Records shown:
○ ○ ○
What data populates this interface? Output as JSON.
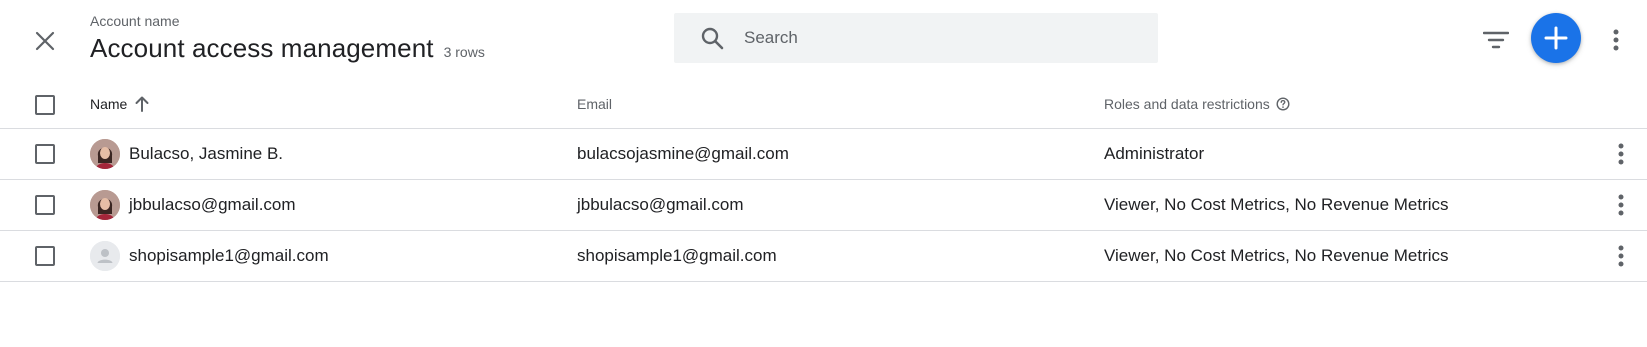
{
  "header": {
    "account_name": "Account name",
    "title": "Account access management",
    "row_count": "3 rows",
    "icons": {
      "close": "close-icon",
      "filter": "filter-icon",
      "add": "plus-icon",
      "more": "more-vert-icon"
    }
  },
  "search": {
    "placeholder": "Search",
    "value": "",
    "icon": "search-icon"
  },
  "colors": {
    "accent": "#1a73e8",
    "divider": "#dadce0",
    "search_bg": "#f1f3f4",
    "text": "#202124",
    "secondary_text": "#5f6368"
  },
  "table": {
    "columns": {
      "name": "Name",
      "email": "Email",
      "roles": "Roles and data restrictions"
    },
    "sort": {
      "column": "name",
      "direction": "ascending",
      "icon": "arrow-up-icon"
    },
    "roles_help_icon": "help-circle-icon",
    "rows": [
      {
        "name": "Bulacso, Jasmine B.",
        "email": "bulacsojasmine@gmail.com",
        "roles": "Administrator",
        "avatar": "user-photo"
      },
      {
        "name": "jbbulacso@gmail.com",
        "email": "jbbulacso@gmail.com",
        "roles": "Viewer, No Cost Metrics, No Revenue Metrics",
        "avatar": "user-photo"
      },
      {
        "name": "shopisample1@gmail.com",
        "email": "shopisample1@gmail.com",
        "roles": "Viewer, No Cost Metrics, No Revenue Metrics",
        "avatar": "default-person-icon"
      }
    ]
  }
}
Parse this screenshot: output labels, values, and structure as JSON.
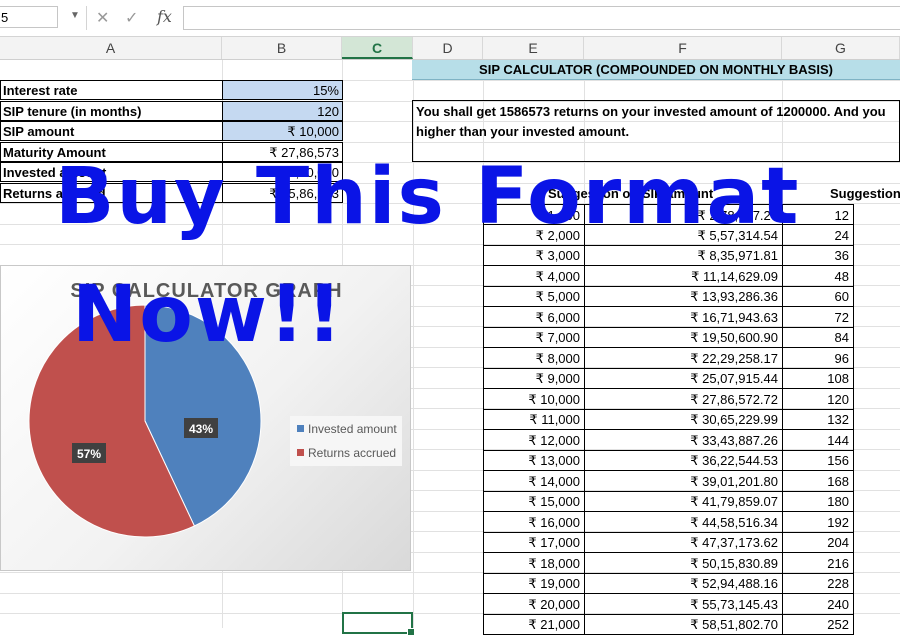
{
  "formula_bar": {
    "name_box": "5",
    "cancel_icon": "cancel-icon",
    "enter_icon": "checkmark-icon",
    "fx_label": "fx",
    "formula": ""
  },
  "columns": [
    "A",
    "B",
    "C",
    "D",
    "E",
    "F",
    "G"
  ],
  "selected_column": "C",
  "inputs": {
    "rows": [
      {
        "label": "Interest rate",
        "value": "15%"
      },
      {
        "label": "SIP tenure (in months)",
        "value": "120"
      },
      {
        "label": "SIP amount",
        "value": "₹ 10,000"
      },
      {
        "label": "Maturity Amount",
        "value": "₹ 27,86,573"
      },
      {
        "label": "Invested amount",
        "value": "₹ 12,00,000"
      },
      {
        "label": "Returns accrued",
        "value": "₹ 15,86,573"
      }
    ]
  },
  "calculator_title": "SIP CALCULATOR (COMPOUNDED ON MONTHLY BASIS)",
  "message": {
    "line1": "You shall get 1586573 returns on your invested amount of 1200000. And you",
    "line2": "higher than your invested amount."
  },
  "suggestion_table": {
    "headers": [
      "Suggestion on SIP amount",
      "Suggestion"
    ],
    "rows": [
      [
        "₹ 1,000",
        "₹ 2,78,657.27",
        "12"
      ],
      [
        "₹ 2,000",
        "₹ 5,57,314.54",
        "24"
      ],
      [
        "₹ 3,000",
        "₹ 8,35,971.81",
        "36"
      ],
      [
        "₹ 4,000",
        "₹ 11,14,629.09",
        "48"
      ],
      [
        "₹ 5,000",
        "₹ 13,93,286.36",
        "60"
      ],
      [
        "₹ 6,000",
        "₹ 16,71,943.63",
        "72"
      ],
      [
        "₹ 7,000",
        "₹ 19,50,600.90",
        "84"
      ],
      [
        "₹ 8,000",
        "₹ 22,29,258.17",
        "96"
      ],
      [
        "₹ 9,000",
        "₹ 25,07,915.44",
        "108"
      ],
      [
        "₹ 10,000",
        "₹ 27,86,572.72",
        "120"
      ],
      [
        "₹ 11,000",
        "₹ 30,65,229.99",
        "132"
      ],
      [
        "₹ 12,000",
        "₹ 33,43,887.26",
        "144"
      ],
      [
        "₹ 13,000",
        "₹ 36,22,544.53",
        "156"
      ],
      [
        "₹ 14,000",
        "₹ 39,01,201.80",
        "168"
      ],
      [
        "₹ 15,000",
        "₹ 41,79,859.07",
        "180"
      ],
      [
        "₹ 16,000",
        "₹ 44,58,516.34",
        "192"
      ],
      [
        "₹ 17,000",
        "₹ 47,37,173.62",
        "204"
      ],
      [
        "₹ 18,000",
        "₹ 50,15,830.89",
        "216"
      ],
      [
        "₹ 19,000",
        "₹ 52,94,488.16",
        "228"
      ],
      [
        "₹ 20,000",
        "₹ 55,73,145.43",
        "240"
      ],
      [
        "₹ 21,000",
        "₹ 58,51,802.70",
        "252"
      ]
    ]
  },
  "chart_data": {
    "type": "pie",
    "title": "SIP CALCULATOR GRAPH",
    "categories": [
      "Invested amount",
      "Returns accrued"
    ],
    "values": [
      43,
      57
    ],
    "labels": [
      "43%",
      "57%"
    ],
    "colors": [
      "#4f81bd",
      "#c0504d"
    ],
    "legend_position": "right"
  },
  "watermark": {
    "line1": "Buy This Format",
    "line2": "Now!!"
  },
  "colors": {
    "title_fill": "#b7dee8",
    "input_fill": "#c5d9f1",
    "selection": "#217346",
    "watermark": "#0a14e6"
  }
}
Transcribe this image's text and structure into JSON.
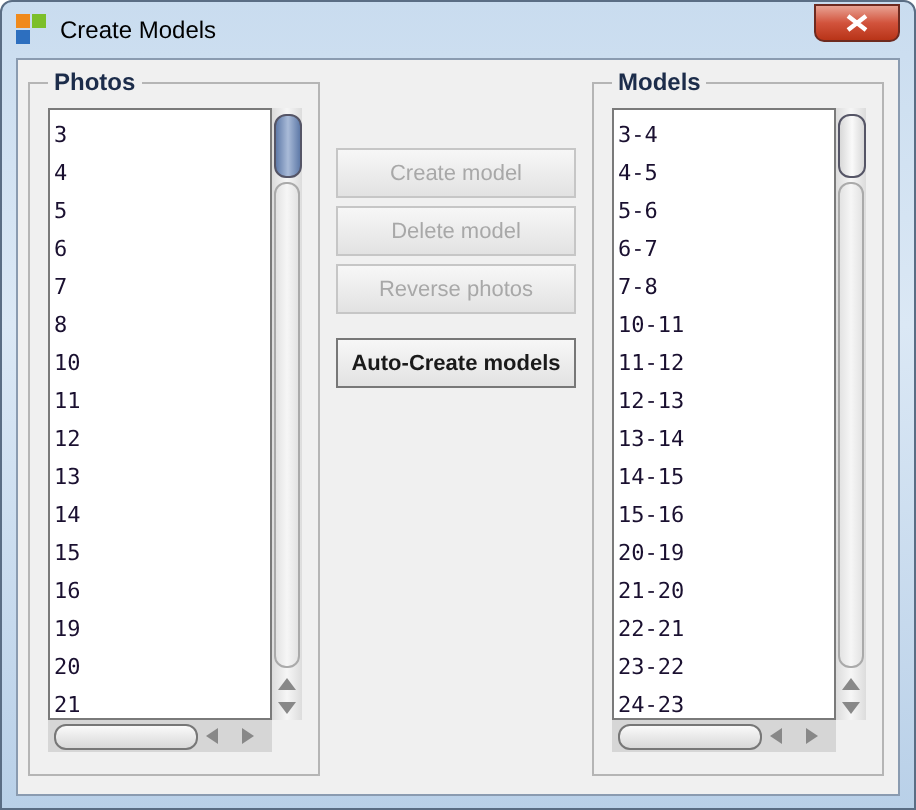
○ ○ ○
Task brief: Among the records above, find each line holding the string "email" and pull it out.

Solution for this problem:
      "email": "Email",
        "email": "bulacsojasmine@gmail.com",
        "email": "jbbulacso@gmail.com",
        "email": "shopisample1@gmail.com",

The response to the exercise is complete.